Records to use:
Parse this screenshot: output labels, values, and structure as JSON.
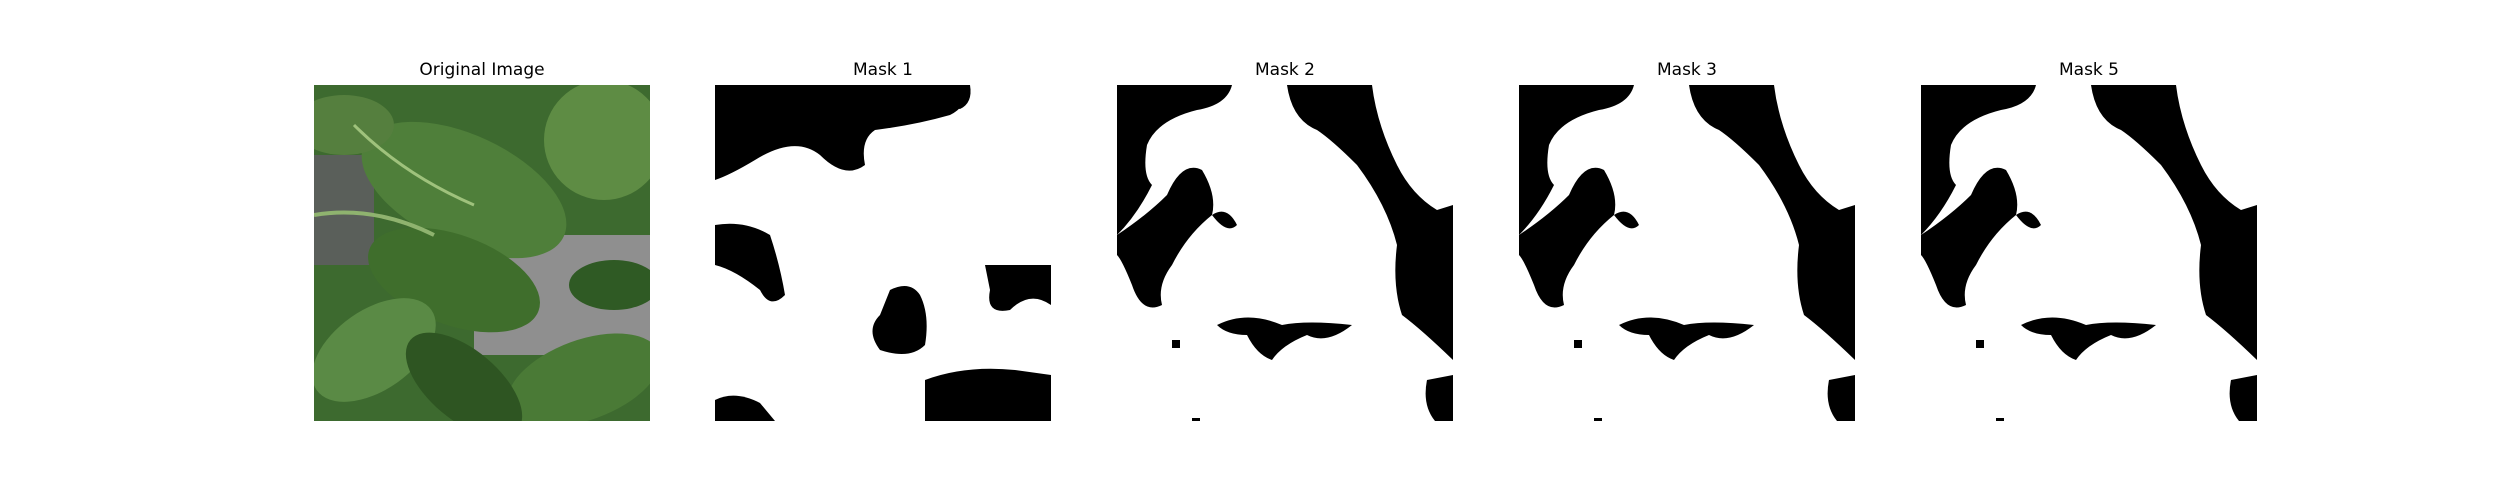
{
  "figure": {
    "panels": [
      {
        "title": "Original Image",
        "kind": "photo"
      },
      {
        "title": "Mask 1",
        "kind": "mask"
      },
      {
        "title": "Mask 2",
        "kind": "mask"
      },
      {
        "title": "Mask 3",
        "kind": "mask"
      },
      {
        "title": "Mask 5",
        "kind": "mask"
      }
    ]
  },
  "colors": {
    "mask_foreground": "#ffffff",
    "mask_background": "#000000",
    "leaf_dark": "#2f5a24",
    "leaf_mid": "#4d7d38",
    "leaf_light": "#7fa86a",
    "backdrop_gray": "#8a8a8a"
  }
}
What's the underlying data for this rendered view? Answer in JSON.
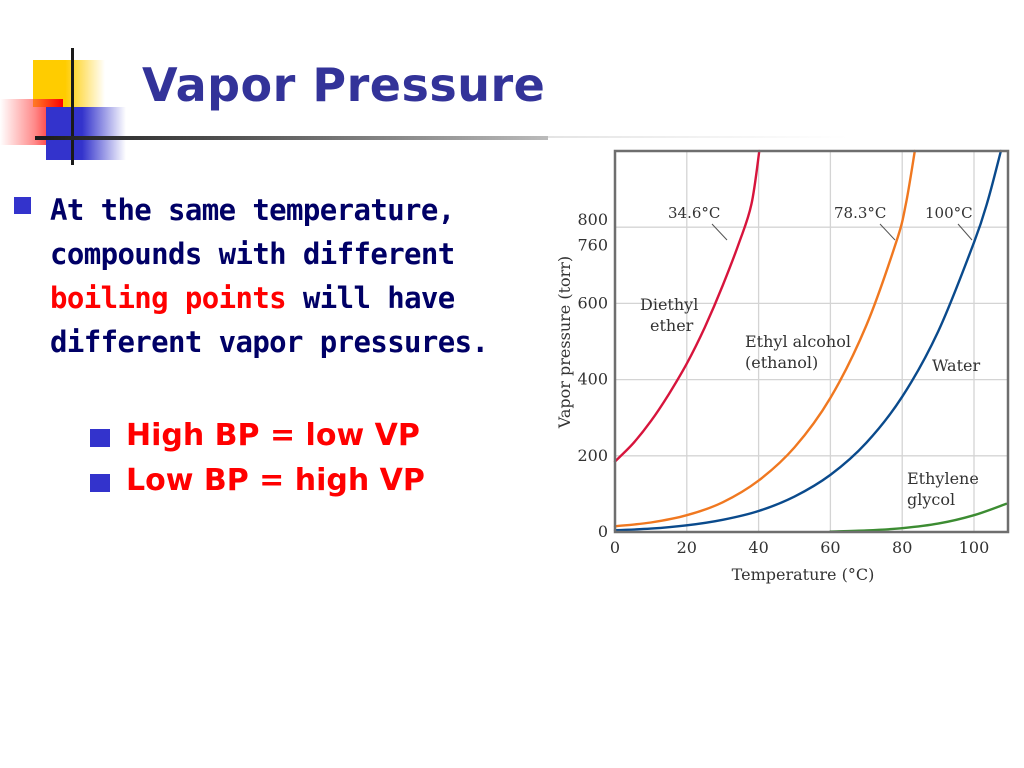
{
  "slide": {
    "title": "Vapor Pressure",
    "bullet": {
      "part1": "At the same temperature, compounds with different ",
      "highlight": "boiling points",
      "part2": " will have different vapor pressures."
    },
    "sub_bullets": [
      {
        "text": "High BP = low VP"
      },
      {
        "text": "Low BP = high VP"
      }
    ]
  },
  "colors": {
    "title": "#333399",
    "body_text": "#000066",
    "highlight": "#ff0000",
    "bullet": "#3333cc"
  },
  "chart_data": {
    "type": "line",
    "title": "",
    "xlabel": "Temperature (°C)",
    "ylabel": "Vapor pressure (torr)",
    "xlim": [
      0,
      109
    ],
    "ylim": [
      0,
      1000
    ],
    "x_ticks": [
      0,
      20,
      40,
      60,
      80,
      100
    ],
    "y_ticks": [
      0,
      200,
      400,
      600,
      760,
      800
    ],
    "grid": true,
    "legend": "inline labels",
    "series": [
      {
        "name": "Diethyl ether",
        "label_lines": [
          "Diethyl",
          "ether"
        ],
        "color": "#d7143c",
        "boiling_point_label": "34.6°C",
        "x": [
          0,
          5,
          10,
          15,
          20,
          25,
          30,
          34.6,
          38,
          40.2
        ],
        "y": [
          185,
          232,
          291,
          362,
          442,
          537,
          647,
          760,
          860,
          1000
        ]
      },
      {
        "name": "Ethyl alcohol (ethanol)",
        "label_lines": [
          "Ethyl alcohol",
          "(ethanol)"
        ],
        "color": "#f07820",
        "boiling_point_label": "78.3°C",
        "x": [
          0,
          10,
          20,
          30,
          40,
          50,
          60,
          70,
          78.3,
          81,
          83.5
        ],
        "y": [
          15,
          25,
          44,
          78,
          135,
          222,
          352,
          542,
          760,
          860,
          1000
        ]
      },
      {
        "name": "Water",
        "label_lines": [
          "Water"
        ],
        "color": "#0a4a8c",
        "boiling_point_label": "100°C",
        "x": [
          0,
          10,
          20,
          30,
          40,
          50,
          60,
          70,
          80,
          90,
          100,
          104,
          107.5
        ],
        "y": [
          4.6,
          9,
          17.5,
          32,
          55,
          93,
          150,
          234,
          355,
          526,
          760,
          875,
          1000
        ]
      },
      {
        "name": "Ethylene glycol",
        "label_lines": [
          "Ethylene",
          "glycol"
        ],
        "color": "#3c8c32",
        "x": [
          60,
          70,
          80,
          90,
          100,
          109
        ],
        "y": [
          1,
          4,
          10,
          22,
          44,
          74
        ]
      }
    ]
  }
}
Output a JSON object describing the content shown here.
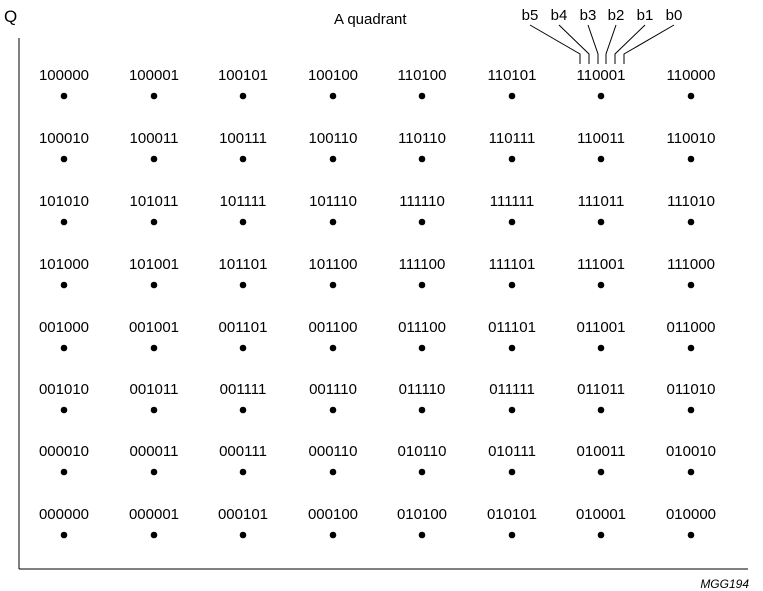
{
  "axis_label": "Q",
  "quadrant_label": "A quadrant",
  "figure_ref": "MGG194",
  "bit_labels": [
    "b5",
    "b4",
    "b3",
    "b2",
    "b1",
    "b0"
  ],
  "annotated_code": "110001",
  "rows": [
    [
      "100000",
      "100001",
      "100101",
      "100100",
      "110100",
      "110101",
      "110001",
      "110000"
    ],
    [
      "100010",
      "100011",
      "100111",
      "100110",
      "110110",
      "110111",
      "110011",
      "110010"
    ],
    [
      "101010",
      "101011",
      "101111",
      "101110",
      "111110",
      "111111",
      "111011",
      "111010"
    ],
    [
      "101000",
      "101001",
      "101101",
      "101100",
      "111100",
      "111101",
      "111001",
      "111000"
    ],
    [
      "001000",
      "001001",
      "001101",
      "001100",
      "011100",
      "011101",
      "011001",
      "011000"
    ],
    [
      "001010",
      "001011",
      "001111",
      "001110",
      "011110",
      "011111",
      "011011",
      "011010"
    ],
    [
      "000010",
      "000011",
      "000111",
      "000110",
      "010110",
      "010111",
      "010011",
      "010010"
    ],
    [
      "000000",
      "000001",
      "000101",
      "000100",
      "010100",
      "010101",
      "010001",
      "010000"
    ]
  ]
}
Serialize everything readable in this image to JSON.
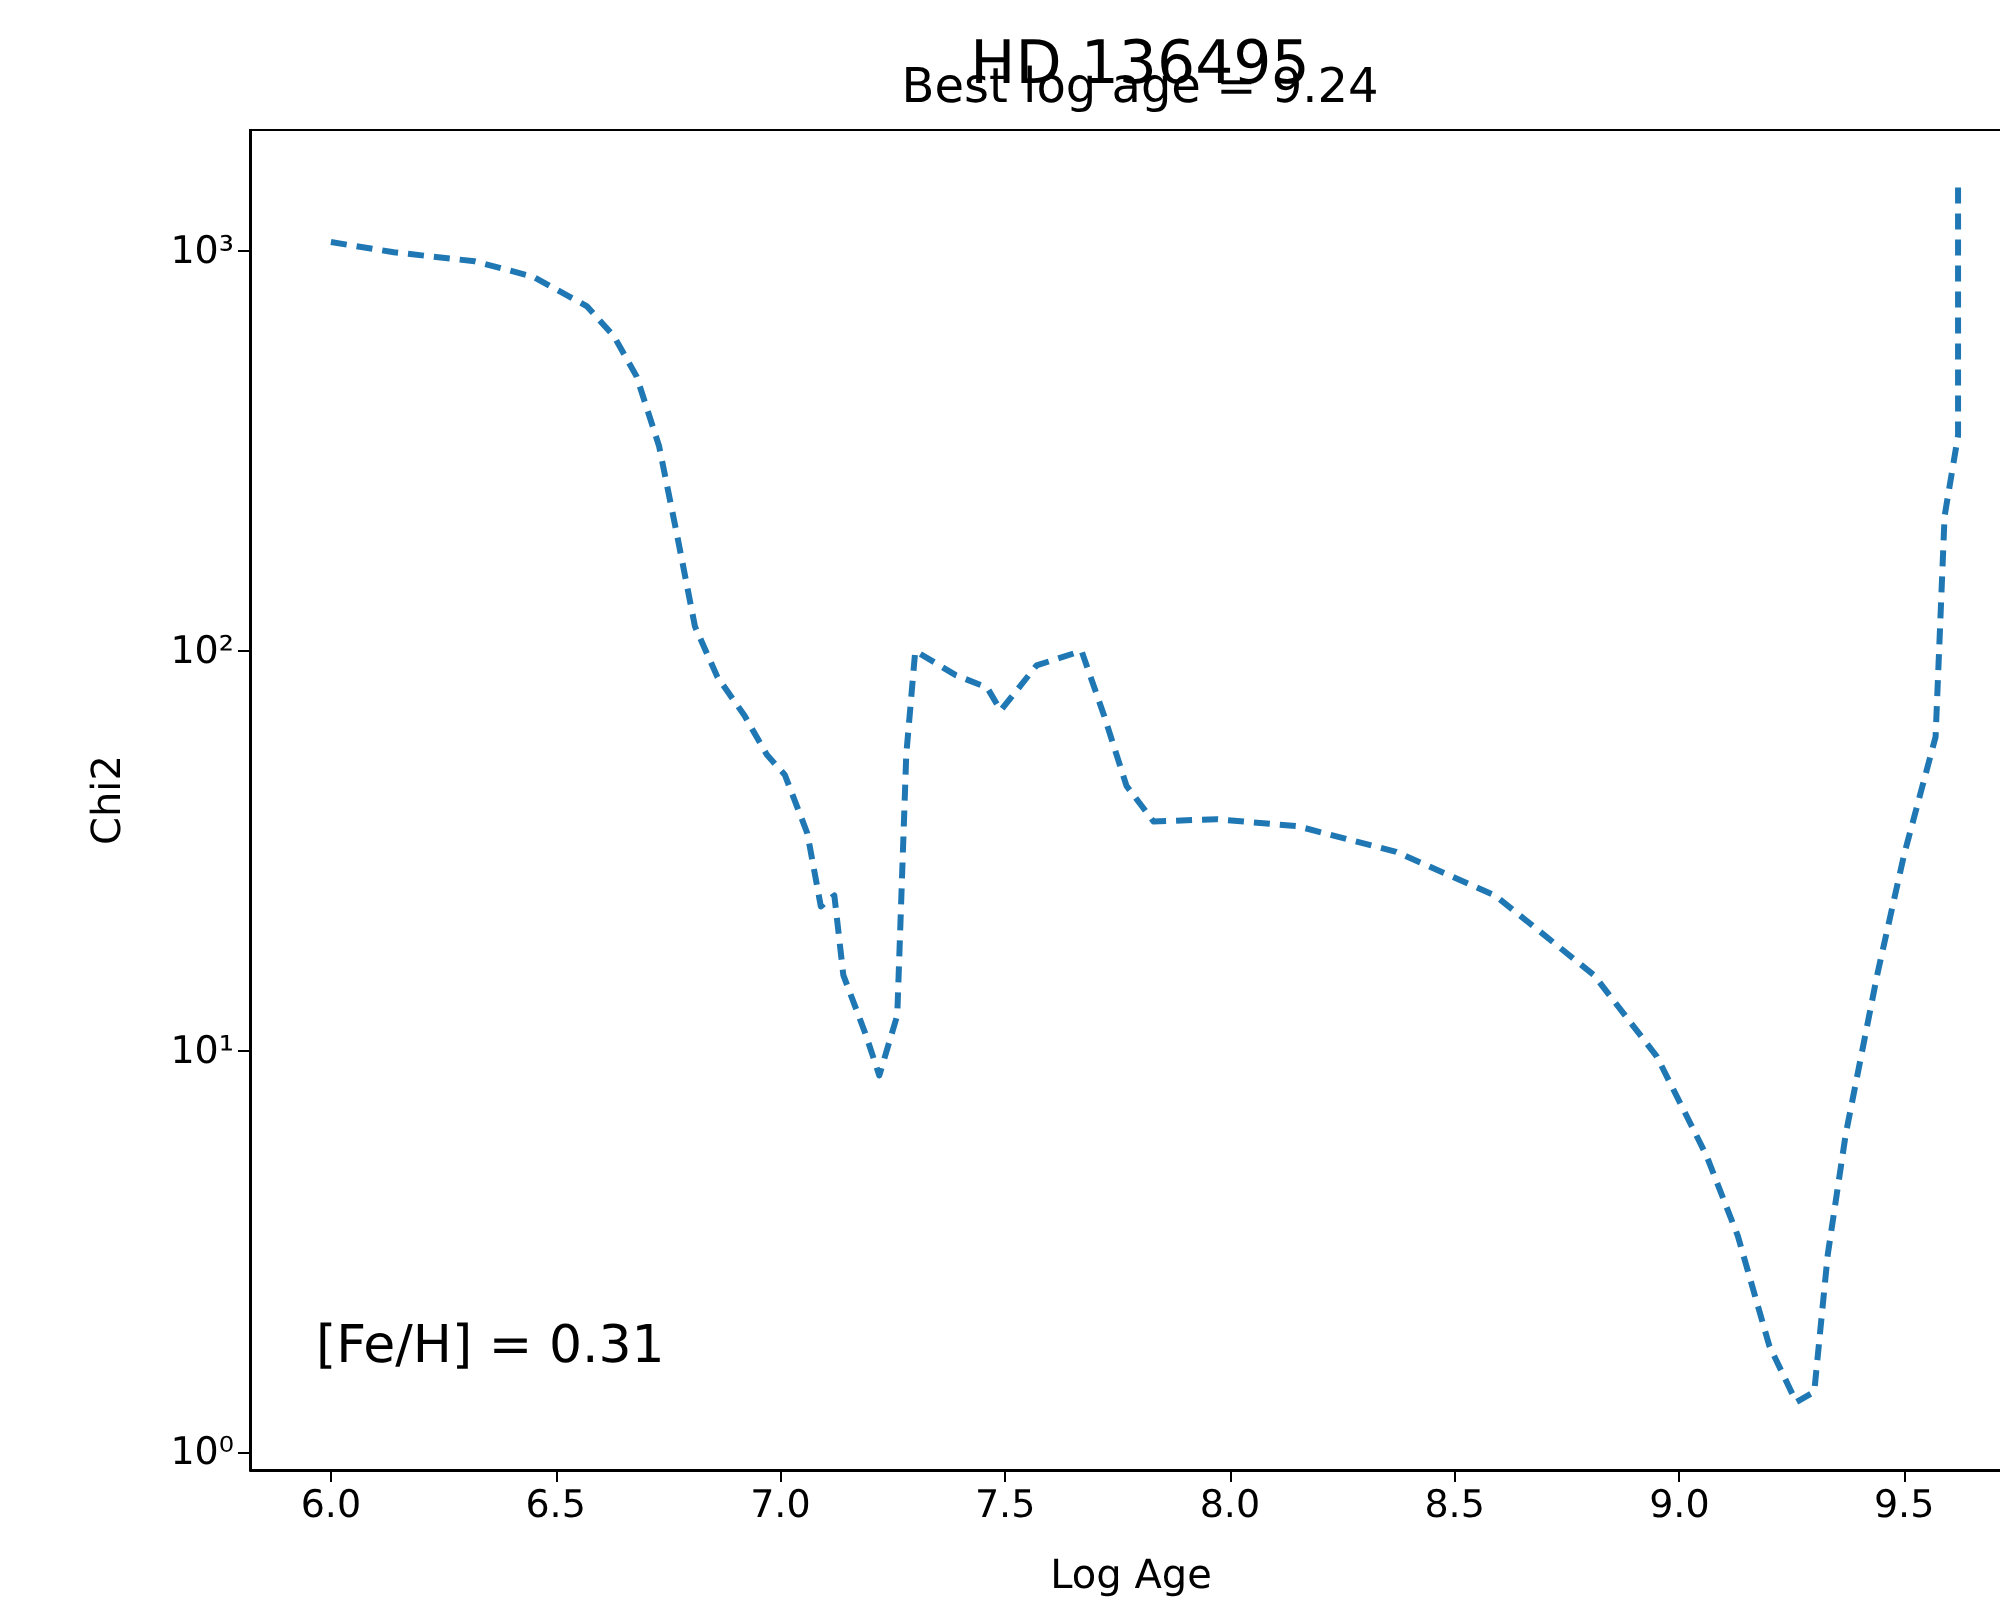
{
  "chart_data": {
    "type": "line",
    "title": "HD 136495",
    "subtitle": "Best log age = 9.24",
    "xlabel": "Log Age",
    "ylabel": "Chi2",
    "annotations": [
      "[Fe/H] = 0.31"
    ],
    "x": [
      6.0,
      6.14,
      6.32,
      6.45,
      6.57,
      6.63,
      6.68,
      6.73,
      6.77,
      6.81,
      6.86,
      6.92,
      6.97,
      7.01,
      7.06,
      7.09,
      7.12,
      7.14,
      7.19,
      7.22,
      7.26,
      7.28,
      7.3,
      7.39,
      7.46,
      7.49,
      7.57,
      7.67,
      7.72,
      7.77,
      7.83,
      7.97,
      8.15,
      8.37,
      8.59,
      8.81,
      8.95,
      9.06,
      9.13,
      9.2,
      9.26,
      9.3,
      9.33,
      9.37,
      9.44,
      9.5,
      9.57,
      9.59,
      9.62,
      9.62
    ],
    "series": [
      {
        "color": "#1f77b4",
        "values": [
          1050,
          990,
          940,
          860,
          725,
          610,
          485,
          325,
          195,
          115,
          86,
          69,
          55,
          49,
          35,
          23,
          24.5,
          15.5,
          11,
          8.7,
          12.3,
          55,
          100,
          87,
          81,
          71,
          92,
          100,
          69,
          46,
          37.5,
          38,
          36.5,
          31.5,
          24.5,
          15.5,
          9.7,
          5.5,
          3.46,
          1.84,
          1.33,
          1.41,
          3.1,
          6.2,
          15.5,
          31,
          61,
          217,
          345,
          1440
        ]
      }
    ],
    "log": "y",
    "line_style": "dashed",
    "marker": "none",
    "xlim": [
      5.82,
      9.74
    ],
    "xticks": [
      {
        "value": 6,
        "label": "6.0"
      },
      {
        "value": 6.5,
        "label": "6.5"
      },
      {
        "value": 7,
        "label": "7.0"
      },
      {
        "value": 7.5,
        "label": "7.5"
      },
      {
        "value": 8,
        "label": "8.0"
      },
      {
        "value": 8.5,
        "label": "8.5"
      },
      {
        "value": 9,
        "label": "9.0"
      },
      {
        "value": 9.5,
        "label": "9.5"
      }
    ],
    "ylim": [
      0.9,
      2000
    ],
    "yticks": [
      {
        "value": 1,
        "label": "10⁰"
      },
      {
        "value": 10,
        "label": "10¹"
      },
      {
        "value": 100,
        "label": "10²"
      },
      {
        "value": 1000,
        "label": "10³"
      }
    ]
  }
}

What the task requires:
Which lines of the data above contain "this"? Copy each one.

Output of the exercise:
Parse this screenshot: output labels, values, and structure as JSON.
What's the underlying data for this rendered view? Answer in JSON.
Serialize everything readable in this image to JSON.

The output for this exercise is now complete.